→ The problem
Write out all lines holding the word "JSON".

→ Entries supplied

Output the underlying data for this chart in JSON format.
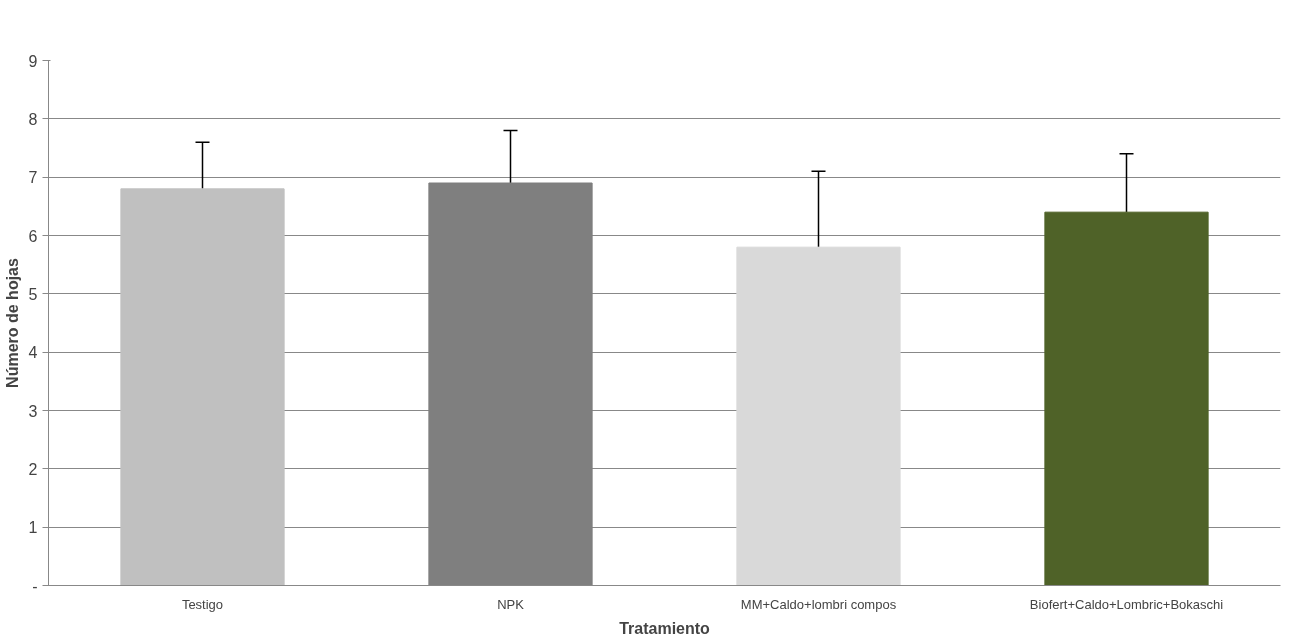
{
  "chart_data": {
    "type": "bar",
    "xlabel": "Tratamiento",
    "ylabel": "Número de hojas",
    "categories": [
      "Testigo",
      "NPK",
      "MM+Caldo+lombri compos",
      "Biofert+Caldo+Lombric+Bokaschi"
    ],
    "values": [
      6.8,
      6.9,
      5.8,
      6.4
    ],
    "errors": [
      [
        6.8,
        7.6
      ],
      [
        6.9,
        7.8
      ],
      [
        5.8,
        7.1
      ],
      [
        6.4,
        7.4
      ]
    ],
    "colors": [
      "#c0c0c0",
      "#7f7f7f",
      "#d9d9d9",
      "#4f6228"
    ],
    "ylim": [
      0,
      9
    ],
    "yticks": [
      {
        "value": 0,
        "label": "-"
      },
      1,
      2,
      3,
      4,
      5,
      6,
      7,
      8,
      9
    ],
    "grid": "y"
  }
}
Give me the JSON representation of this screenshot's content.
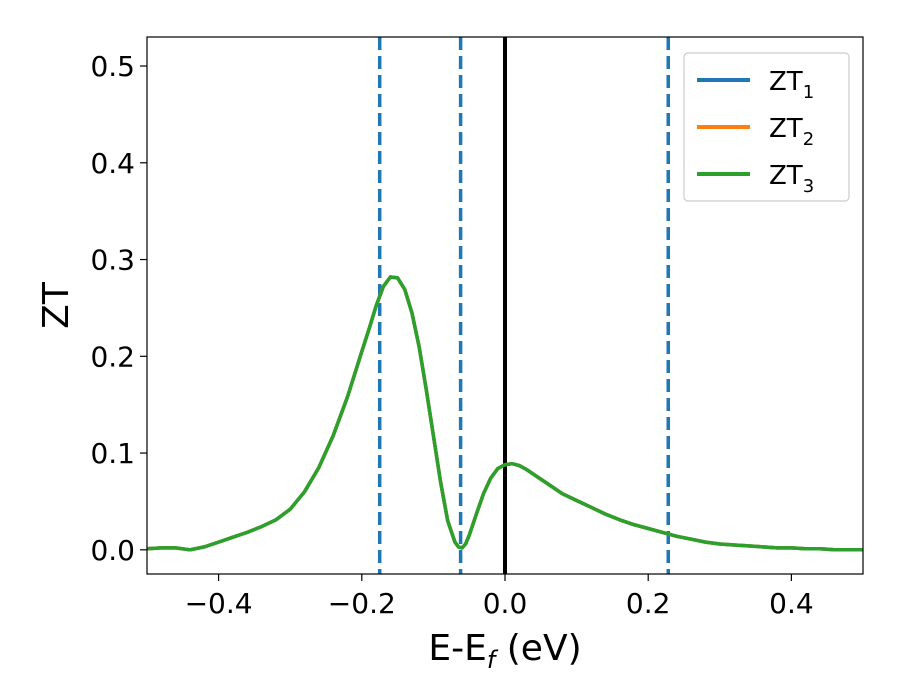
{
  "chart_data": {
    "type": "line",
    "xlabel": {
      "main": "E-E",
      "sub": "f",
      "suffix": " (eV)"
    },
    "ylabel": "ZT",
    "xlim": [
      -0.5,
      0.5
    ],
    "ylim": [
      -0.025,
      0.53
    ],
    "xticks": [
      -0.4,
      -0.2,
      0.0,
      0.2,
      0.4
    ],
    "xtick_labels": [
      "−0.4",
      "−0.2",
      "0.0",
      "0.2",
      "0.4"
    ],
    "yticks": [
      0.0,
      0.1,
      0.2,
      0.3,
      0.4,
      0.5
    ],
    "ytick_labels": [
      "0.0",
      "0.1",
      "0.2",
      "0.3",
      "0.4",
      "0.5"
    ],
    "grid": false,
    "legend_placement": "top-right",
    "series": [
      {
        "name": "ZT",
        "sub": "1",
        "color": "#1f77b4",
        "x": [
          -0.5,
          -0.48,
          -0.46,
          -0.44,
          -0.42,
          -0.4,
          -0.38,
          -0.36,
          -0.34,
          -0.32,
          -0.3,
          -0.28,
          -0.26,
          -0.24,
          -0.22,
          -0.2,
          -0.19,
          -0.18,
          -0.17,
          -0.16,
          -0.15,
          -0.14,
          -0.13,
          -0.12,
          -0.11,
          -0.1,
          -0.09,
          -0.08,
          -0.07,
          -0.065,
          -0.06,
          -0.055,
          -0.05,
          -0.04,
          -0.03,
          -0.02,
          -0.01,
          0.0,
          0.01,
          0.02,
          0.03,
          0.04,
          0.06,
          0.08,
          0.1,
          0.12,
          0.14,
          0.16,
          0.18,
          0.2,
          0.22,
          0.24,
          0.26,
          0.28,
          0.3,
          0.32,
          0.34,
          0.36,
          0.38,
          0.4,
          0.42,
          0.44,
          0.46,
          0.48,
          0.5
        ],
        "y": [
          0.001,
          0.002,
          0.002,
          0.0,
          0.003,
          0.008,
          0.013,
          0.018,
          0.024,
          0.031,
          0.042,
          0.06,
          0.085,
          0.118,
          0.158,
          0.205,
          0.228,
          0.252,
          0.272,
          0.282,
          0.281,
          0.269,
          0.245,
          0.21,
          0.166,
          0.118,
          0.07,
          0.03,
          0.008,
          0.003,
          0.002,
          0.006,
          0.015,
          0.037,
          0.058,
          0.074,
          0.084,
          0.088,
          0.089,
          0.087,
          0.083,
          0.078,
          0.068,
          0.058,
          0.051,
          0.044,
          0.037,
          0.031,
          0.026,
          0.022,
          0.018,
          0.014,
          0.011,
          0.008,
          0.006,
          0.005,
          0.004,
          0.003,
          0.002,
          0.002,
          0.001,
          0.001,
          0.0,
          0.0,
          0.0
        ]
      },
      {
        "name": "ZT",
        "sub": "2",
        "color": "#ff7f0e",
        "x": [
          -0.5,
          -0.48,
          -0.46,
          -0.44,
          -0.42,
          -0.4,
          -0.38,
          -0.36,
          -0.34,
          -0.32,
          -0.3,
          -0.28,
          -0.26,
          -0.24,
          -0.22,
          -0.2,
          -0.19,
          -0.18,
          -0.17,
          -0.16,
          -0.15,
          -0.14,
          -0.13,
          -0.12,
          -0.11,
          -0.1,
          -0.09,
          -0.08,
          -0.07,
          -0.065,
          -0.06,
          -0.055,
          -0.05,
          -0.04,
          -0.03,
          -0.02,
          -0.01,
          0.0,
          0.01,
          0.02,
          0.03,
          0.04,
          0.06,
          0.08,
          0.1,
          0.12,
          0.14,
          0.16,
          0.18,
          0.2,
          0.22,
          0.24,
          0.26,
          0.28,
          0.3,
          0.32,
          0.34,
          0.36,
          0.38,
          0.4,
          0.42,
          0.44,
          0.46,
          0.48,
          0.5
        ],
        "y": [
          0.001,
          0.002,
          0.002,
          0.0,
          0.003,
          0.008,
          0.013,
          0.018,
          0.024,
          0.031,
          0.042,
          0.06,
          0.085,
          0.118,
          0.158,
          0.205,
          0.228,
          0.252,
          0.272,
          0.282,
          0.281,
          0.269,
          0.245,
          0.21,
          0.166,
          0.118,
          0.07,
          0.03,
          0.008,
          0.003,
          0.002,
          0.006,
          0.015,
          0.037,
          0.058,
          0.074,
          0.084,
          0.088,
          0.089,
          0.087,
          0.083,
          0.078,
          0.068,
          0.058,
          0.051,
          0.044,
          0.037,
          0.031,
          0.026,
          0.022,
          0.018,
          0.014,
          0.011,
          0.008,
          0.006,
          0.005,
          0.004,
          0.003,
          0.002,
          0.002,
          0.001,
          0.001,
          0.0,
          0.0,
          0.0
        ]
      },
      {
        "name": "ZT",
        "sub": "3",
        "color": "#2ca02c",
        "x": [
          -0.5,
          -0.48,
          -0.46,
          -0.44,
          -0.42,
          -0.4,
          -0.38,
          -0.36,
          -0.34,
          -0.32,
          -0.3,
          -0.28,
          -0.26,
          -0.24,
          -0.22,
          -0.2,
          -0.19,
          -0.18,
          -0.17,
          -0.16,
          -0.15,
          -0.14,
          -0.13,
          -0.12,
          -0.11,
          -0.1,
          -0.09,
          -0.08,
          -0.07,
          -0.065,
          -0.06,
          -0.055,
          -0.05,
          -0.04,
          -0.03,
          -0.02,
          -0.01,
          0.0,
          0.01,
          0.02,
          0.03,
          0.04,
          0.06,
          0.08,
          0.1,
          0.12,
          0.14,
          0.16,
          0.18,
          0.2,
          0.22,
          0.24,
          0.26,
          0.28,
          0.3,
          0.32,
          0.34,
          0.36,
          0.38,
          0.4,
          0.42,
          0.44,
          0.46,
          0.48,
          0.5
        ],
        "y": [
          0.001,
          0.002,
          0.002,
          0.0,
          0.003,
          0.008,
          0.013,
          0.018,
          0.024,
          0.031,
          0.042,
          0.06,
          0.085,
          0.118,
          0.158,
          0.205,
          0.228,
          0.252,
          0.272,
          0.282,
          0.281,
          0.269,
          0.245,
          0.21,
          0.166,
          0.118,
          0.07,
          0.03,
          0.008,
          0.003,
          0.002,
          0.006,
          0.015,
          0.037,
          0.058,
          0.074,
          0.084,
          0.088,
          0.089,
          0.087,
          0.083,
          0.078,
          0.068,
          0.058,
          0.051,
          0.044,
          0.037,
          0.031,
          0.026,
          0.022,
          0.018,
          0.014,
          0.011,
          0.008,
          0.006,
          0.005,
          0.004,
          0.003,
          0.002,
          0.002,
          0.001,
          0.001,
          0.0,
          0.0,
          0.0
        ]
      }
    ],
    "vertical_lines": [
      {
        "x": -0.175,
        "style": "dashed",
        "color": "#1f77b4"
      },
      {
        "x": -0.062,
        "style": "dashed",
        "color": "#1f77b4"
      },
      {
        "x": 0.0,
        "style": "solid",
        "color": "#000000"
      },
      {
        "x": 0.228,
        "style": "dashed",
        "color": "#1f77b4"
      }
    ]
  }
}
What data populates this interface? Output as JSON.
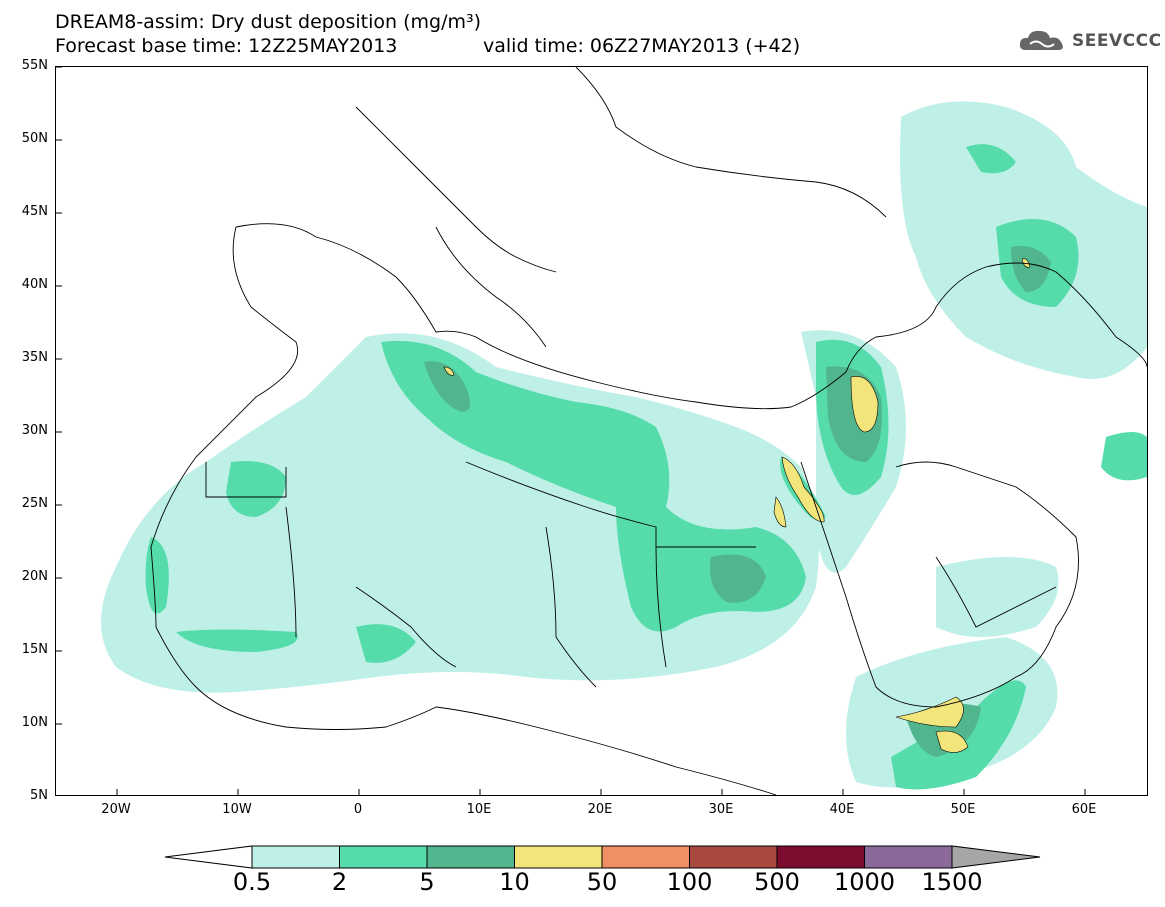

→ Written response
Output the underlying data for this chart in JSON format.
Give me the JSON representation of this screenshot's content.
What data populates this interface? Output as JSON.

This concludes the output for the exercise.